LISTA DE TAREAS =
A – Resume de forma más breve el párrafo del fragmento que empieza por «Pues no. Tocamos», sin repetir ningún tema.
B – Enumera todos los nombres de usuario que aparecen como encabezado de una intervención en el fragmento.

FRAGMENTO =
┏━━

Yo intentaré ir pero esta vez no sé seguro si podré, porque me coinicide justo con la semana de exámenes xD

----------


## hawyn yaur

uhm... vengaaaa valeeee vendre pero porque me caeis bien....


 :Lol:   :Lol:

----------


## daniganyo

Venga que esta kdada tambien intentare ir. Este fin de semana no bajare a valencia... 

A ver que se puede hacer

Saludos

----------


## zarkov

En las quedadas no tocáis el tema de fútbol, ¿verdad?

----------


## Ricky Berlin

> En las quedadas no tocáis el tema de fútbol, ¿verdad?


Pues no. Tocamos de  temas las mujeres, las cartas, las mujeres, las monedas, las mujeres, los pañuelos, las mujeres, otros temas de magia, y otros temas de mujeres.

┗━━

DATOS PROPORCIONADOS =
┏━━

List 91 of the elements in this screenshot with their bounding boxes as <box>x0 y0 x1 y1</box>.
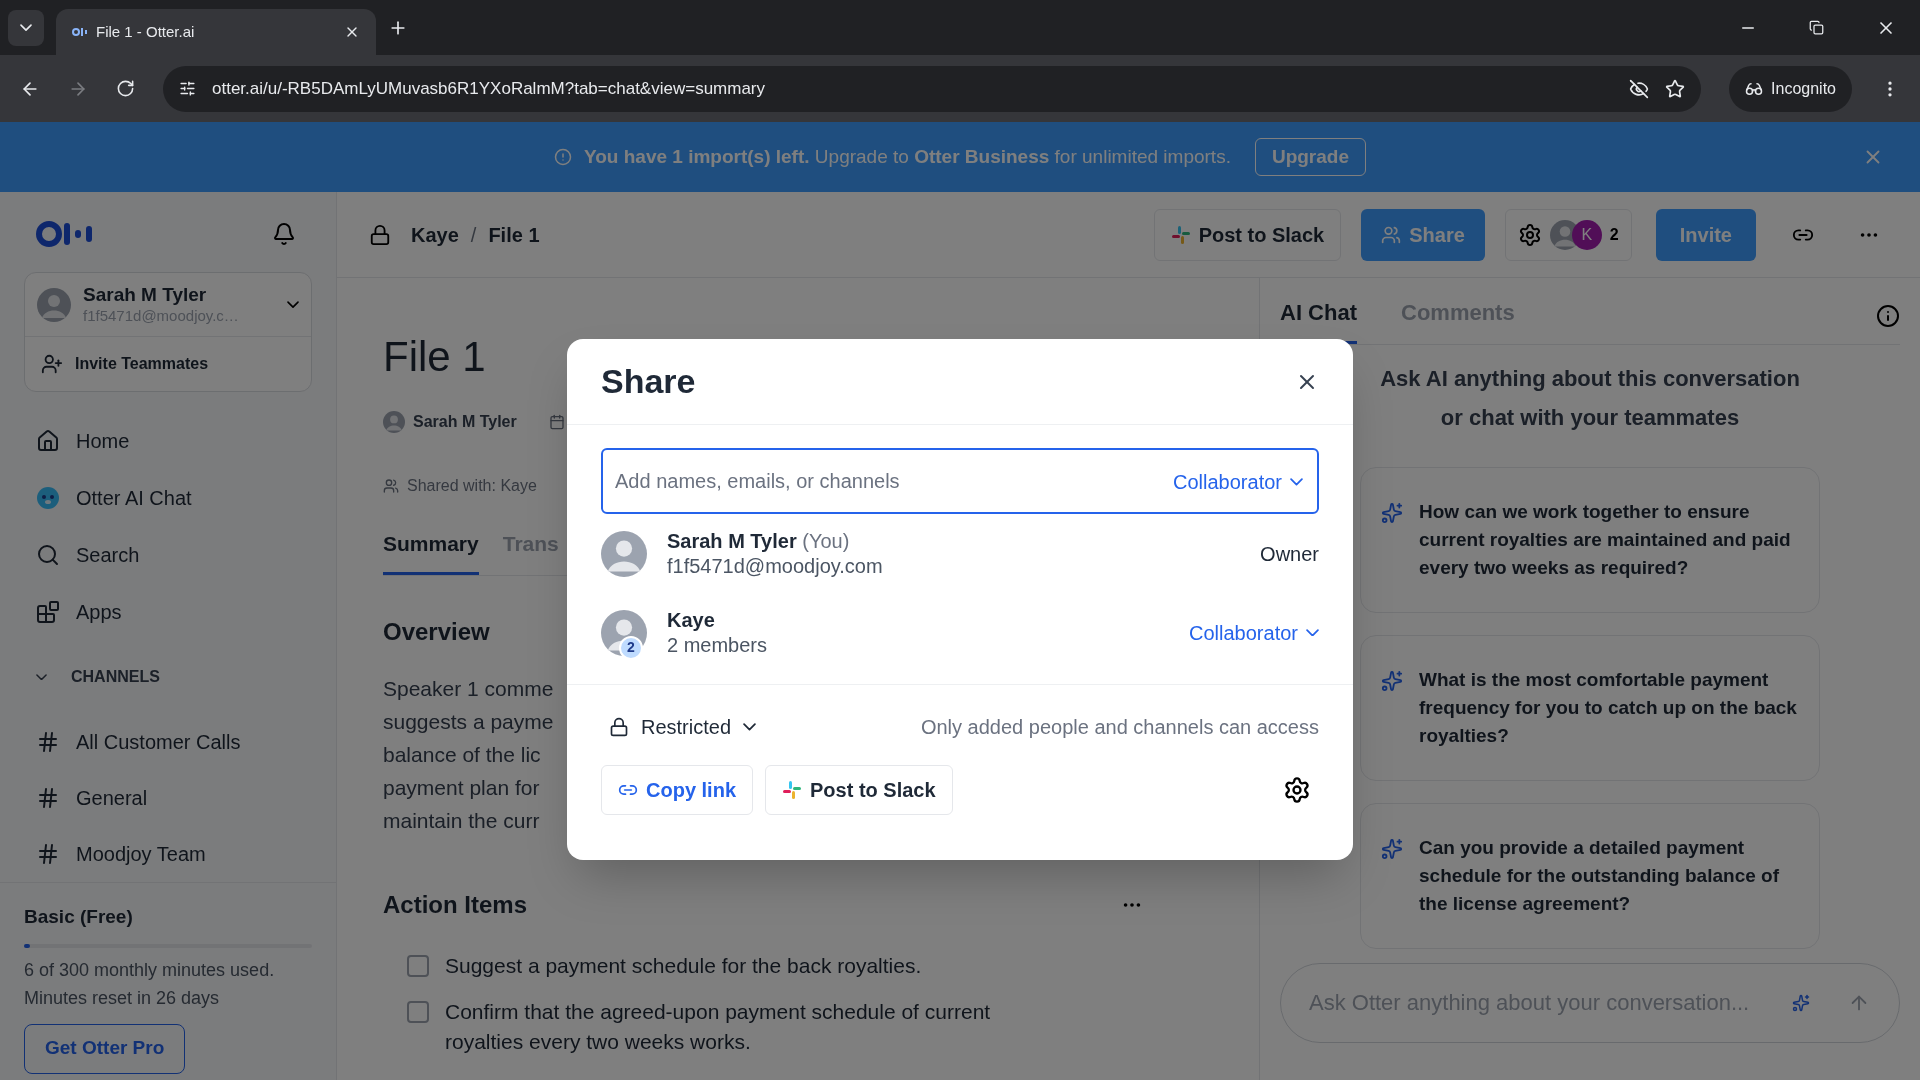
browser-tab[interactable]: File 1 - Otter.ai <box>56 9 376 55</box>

┗━━

SOLUCIONES =
A – No hablan de fútbol. Sus temas son las mujeres, las cartas, las monedas, los pañuelos y otros temas de magia.

B –
- hawyn yaur
- daniganyo
- zarkov
- Ricky Berlin